Exercise:
From the text on Pulcheria and Theodosius II, copy word for word the part from "The Regency of" up to and including "the young emperor.".

Anthemius also set about making Constantinople more defensible. In 413, he completed a circuit wall that enclosed most of the city and established a crucial water supply. Events since the 370s had proved the hinterlands unsafe: Illyricum, Thrace and other Balkan provinces had been repeatedly overrun by Germanic and Hunnic peoples. Indeed, as recently as 408, the city had been threatened by a group of Huns under the leadership of Uldin. He had been defeated, but the memory of that and other raids spurred Anthemius' building projects.[[5]]

After 414, however, Anthemius fell off the political map and we can assume that he died. It is possible, however, that Theodosius dismissed the Prefect. If that is the case, it perhaps indicates the degree to which new powers at court now gained influence over the emperor. The young man increasingly came under the control of Pulcheria, who began to insert herself into public life.[[6]] Whatever the reason, by mid-414, the young woman had risen to dominate the still underaged emperor.

The Regency of Pulcheria

Edward Gibbon once wrote of Pulcheria: "she alone, among all the descendants of the great Theodosius (I), appears to have inherited any share of his manly spirit and abilities."[[7]] Even before she took full control of her younger brother, she had shown herself a powerful force: in 412, at the age of 15, she had convinced Theodosius to dismiss the chamberlain (praepositus), Antiochus, who had been overseeing the imperial household since the days of Arcadius. In the following year, Pulcheria had consecrated herself to perpetual virginity and likewise exhorted her two sisters to do the same. It was a vow she would not break, even when she married the emperor, Marcian, thirty-seven years later. More immediately, however, it gave her enormous moral authority to oversee the upbringing and education of the young emperor.

No sooner had Anthemius disappeared than Pulcheria completed her ascendancy by having herself made Augusta in July of 414. She may have gotten help from Aurelian, who was named Praetorian Prefect of the east shortly thereafter. [[8]] With or without his help, the young woman's bid was successful. So that there be no question of her authority, an official portrait in Constantinople was dedicated in the following year, depicting Honorius, Theodosius II and Pulcheria. And by denying her capacity for childbirth, she offered a new conception of female power in the public sphere, based on sanctity and the cult of the imperial mystique.[[9]]

Her authority manifested itself in a strongly pro-orthodox administration. Pulcheria, in her adolescent brother's name, passed laws against Jews, pagans and heretics. For the first time, pagans were officially banned from holding public office and serving in the military.[[10]] This would set an important precedent in the following century for ostracizing other undesirables. Her movements against Jews and their religion were particularly onerous: one early constitution ordered an end to the building of synagogues and the destruction of existing ones in places where there would be little or no resistance.[[11]] It was also under Pulcheria's stewardship that the murder of the popular pagan philosopher, Hypatia, occurred in Alexandria at the hands of Christians, encouraged, no less, by the archbishop, Cyril. Her order was brutal and barbaric, but the imperial court let it go unpunished. To what degree this decision represented Theodosius' acceptance is difficult to establish, but clearly he did not strenuously object to this pro-active policy of asserting Christianity as the proper belief of the empire.

Supplied data:
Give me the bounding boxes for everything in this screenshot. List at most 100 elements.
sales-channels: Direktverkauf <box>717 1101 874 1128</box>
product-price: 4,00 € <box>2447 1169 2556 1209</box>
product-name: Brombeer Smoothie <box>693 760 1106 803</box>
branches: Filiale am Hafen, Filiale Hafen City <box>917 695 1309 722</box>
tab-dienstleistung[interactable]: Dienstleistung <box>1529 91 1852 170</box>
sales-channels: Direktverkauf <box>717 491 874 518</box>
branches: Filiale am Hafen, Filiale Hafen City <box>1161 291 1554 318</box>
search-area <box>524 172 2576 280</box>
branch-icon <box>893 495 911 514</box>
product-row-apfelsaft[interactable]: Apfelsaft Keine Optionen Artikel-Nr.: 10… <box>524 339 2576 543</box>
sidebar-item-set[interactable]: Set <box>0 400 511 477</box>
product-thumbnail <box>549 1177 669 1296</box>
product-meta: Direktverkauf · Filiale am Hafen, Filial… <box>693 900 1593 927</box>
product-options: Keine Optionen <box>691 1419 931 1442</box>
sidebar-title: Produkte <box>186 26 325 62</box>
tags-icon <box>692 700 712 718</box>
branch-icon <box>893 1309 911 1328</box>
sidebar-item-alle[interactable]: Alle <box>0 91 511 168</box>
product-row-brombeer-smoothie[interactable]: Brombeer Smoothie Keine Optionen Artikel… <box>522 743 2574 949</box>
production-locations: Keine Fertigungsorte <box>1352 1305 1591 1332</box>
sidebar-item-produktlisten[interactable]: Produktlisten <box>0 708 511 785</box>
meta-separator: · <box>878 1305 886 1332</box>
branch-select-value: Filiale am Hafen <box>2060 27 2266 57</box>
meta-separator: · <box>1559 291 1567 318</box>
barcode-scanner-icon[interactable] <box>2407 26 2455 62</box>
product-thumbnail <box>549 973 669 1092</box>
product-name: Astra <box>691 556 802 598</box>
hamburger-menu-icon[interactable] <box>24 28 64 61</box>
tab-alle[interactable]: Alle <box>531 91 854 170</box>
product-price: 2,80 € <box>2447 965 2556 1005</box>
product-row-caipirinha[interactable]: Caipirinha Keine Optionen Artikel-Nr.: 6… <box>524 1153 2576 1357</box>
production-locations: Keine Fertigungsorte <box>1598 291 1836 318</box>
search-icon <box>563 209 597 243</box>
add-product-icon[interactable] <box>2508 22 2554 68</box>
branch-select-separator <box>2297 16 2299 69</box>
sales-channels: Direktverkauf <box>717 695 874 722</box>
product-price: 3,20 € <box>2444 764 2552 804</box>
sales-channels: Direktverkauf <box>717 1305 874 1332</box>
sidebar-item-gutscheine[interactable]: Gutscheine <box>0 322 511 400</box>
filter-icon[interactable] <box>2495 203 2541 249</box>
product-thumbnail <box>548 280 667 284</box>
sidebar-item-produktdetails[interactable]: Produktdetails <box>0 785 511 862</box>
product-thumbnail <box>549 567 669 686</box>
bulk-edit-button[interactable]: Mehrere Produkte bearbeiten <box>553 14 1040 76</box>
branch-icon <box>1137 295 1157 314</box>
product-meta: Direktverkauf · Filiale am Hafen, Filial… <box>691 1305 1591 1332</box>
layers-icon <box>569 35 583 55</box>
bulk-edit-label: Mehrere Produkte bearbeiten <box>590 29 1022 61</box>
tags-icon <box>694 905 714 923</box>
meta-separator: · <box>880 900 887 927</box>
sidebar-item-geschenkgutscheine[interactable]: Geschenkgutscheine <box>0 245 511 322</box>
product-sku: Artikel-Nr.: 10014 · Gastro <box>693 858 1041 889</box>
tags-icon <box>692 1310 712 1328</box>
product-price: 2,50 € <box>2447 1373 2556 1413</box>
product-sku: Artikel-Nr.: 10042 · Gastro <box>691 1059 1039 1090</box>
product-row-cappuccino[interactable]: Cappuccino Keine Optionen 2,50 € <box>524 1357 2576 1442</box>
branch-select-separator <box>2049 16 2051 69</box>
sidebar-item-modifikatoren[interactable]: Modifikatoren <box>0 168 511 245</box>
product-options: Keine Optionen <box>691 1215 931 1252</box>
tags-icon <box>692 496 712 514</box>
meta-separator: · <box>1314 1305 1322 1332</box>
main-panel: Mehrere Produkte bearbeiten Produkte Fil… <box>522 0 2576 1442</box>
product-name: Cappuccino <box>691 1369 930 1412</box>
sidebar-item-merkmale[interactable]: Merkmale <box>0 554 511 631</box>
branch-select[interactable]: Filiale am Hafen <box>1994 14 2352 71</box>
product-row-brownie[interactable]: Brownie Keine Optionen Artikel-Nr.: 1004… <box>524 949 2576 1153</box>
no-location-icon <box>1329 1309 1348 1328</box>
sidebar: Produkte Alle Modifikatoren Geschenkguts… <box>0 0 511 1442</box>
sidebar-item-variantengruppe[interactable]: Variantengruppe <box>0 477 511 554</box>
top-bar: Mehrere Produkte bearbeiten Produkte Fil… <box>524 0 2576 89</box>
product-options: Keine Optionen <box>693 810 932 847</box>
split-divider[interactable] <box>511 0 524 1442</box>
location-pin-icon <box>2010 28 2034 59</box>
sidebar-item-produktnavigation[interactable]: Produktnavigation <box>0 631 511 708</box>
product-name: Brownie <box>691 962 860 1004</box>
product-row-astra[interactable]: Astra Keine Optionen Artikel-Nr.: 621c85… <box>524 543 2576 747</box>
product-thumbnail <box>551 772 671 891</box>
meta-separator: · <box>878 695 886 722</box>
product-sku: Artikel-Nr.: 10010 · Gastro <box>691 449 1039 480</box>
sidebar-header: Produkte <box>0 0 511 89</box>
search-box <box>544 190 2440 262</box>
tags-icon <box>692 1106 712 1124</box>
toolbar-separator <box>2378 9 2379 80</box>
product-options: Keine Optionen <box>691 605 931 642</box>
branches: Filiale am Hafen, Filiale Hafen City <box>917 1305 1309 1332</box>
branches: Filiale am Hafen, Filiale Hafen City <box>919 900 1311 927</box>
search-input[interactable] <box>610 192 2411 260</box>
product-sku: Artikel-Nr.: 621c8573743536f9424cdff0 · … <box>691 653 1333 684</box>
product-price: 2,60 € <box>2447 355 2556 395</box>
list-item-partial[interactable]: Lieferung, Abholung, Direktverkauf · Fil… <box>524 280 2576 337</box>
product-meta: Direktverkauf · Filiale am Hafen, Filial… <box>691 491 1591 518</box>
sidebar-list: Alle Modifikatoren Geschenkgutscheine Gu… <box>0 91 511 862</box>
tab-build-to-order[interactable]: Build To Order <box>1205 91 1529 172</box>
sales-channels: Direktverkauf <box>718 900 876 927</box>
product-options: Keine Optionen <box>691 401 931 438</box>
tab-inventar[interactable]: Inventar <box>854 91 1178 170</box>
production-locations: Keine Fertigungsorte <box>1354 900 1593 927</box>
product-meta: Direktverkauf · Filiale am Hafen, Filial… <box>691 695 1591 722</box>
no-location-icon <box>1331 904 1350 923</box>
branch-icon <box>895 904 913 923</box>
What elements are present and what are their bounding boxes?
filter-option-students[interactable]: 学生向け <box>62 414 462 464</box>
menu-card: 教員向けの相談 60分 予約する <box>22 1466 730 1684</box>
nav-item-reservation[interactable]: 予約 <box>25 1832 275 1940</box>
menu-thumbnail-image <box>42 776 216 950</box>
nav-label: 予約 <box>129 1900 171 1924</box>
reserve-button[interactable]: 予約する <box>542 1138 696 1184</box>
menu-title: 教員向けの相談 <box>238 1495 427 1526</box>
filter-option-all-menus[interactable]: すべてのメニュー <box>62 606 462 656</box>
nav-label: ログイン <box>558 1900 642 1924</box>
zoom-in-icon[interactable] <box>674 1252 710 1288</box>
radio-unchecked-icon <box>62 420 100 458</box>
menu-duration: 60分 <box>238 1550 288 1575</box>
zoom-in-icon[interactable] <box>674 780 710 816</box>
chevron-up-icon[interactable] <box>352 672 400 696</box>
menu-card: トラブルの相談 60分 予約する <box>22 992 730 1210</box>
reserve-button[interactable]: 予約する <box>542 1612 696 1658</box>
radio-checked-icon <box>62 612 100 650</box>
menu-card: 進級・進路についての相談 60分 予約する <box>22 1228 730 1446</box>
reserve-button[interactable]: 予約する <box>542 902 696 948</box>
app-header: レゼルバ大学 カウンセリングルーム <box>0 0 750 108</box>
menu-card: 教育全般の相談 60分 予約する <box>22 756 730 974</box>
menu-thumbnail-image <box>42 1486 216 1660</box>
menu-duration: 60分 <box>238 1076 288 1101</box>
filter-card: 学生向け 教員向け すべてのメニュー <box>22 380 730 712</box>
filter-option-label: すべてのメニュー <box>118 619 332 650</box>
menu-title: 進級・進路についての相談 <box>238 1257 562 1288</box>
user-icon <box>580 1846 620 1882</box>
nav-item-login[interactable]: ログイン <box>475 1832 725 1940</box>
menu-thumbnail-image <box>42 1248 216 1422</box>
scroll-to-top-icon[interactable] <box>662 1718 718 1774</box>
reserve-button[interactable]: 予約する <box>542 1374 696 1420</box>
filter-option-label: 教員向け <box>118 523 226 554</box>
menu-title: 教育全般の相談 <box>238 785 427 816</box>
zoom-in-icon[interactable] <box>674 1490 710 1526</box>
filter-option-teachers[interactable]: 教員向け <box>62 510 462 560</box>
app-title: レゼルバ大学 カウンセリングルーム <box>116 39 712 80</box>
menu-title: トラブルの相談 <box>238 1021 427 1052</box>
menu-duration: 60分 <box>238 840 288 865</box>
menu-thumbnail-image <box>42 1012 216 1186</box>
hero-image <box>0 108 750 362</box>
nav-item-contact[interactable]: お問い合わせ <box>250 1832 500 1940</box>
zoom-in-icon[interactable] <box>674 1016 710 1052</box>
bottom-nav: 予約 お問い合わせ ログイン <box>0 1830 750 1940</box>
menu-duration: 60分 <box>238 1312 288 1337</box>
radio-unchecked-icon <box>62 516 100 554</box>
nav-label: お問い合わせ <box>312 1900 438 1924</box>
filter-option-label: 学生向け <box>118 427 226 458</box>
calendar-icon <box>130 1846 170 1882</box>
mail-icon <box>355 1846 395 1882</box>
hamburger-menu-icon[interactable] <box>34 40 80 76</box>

Output for this exercise:
The Regency of Pulcheria

Edward Gibbon once wrote of Pulcheria: "she alone, among all the descendants of the great Theodosius (I), appears to have inherited any share of his manly spirit and abilities."[[7]] Even before she took full control of her younger brother, she had shown herself a powerful force: in 412, at the age of 15, she had convinced Theodosius to dismiss the chamberlain (praepositus), Antiochus, who had been overseeing the imperial household since the days of Arcadius. In the following year, Pulcheria had consecrated herself to perpetual virginity and likewise exhorted her two sisters to do the same. It was a vow she would not break, even when she married the emperor, Marcian, thirty-seven years later. More immediately, however, it gave her enormous moral authority to oversee the upbringing and education of the young emperor.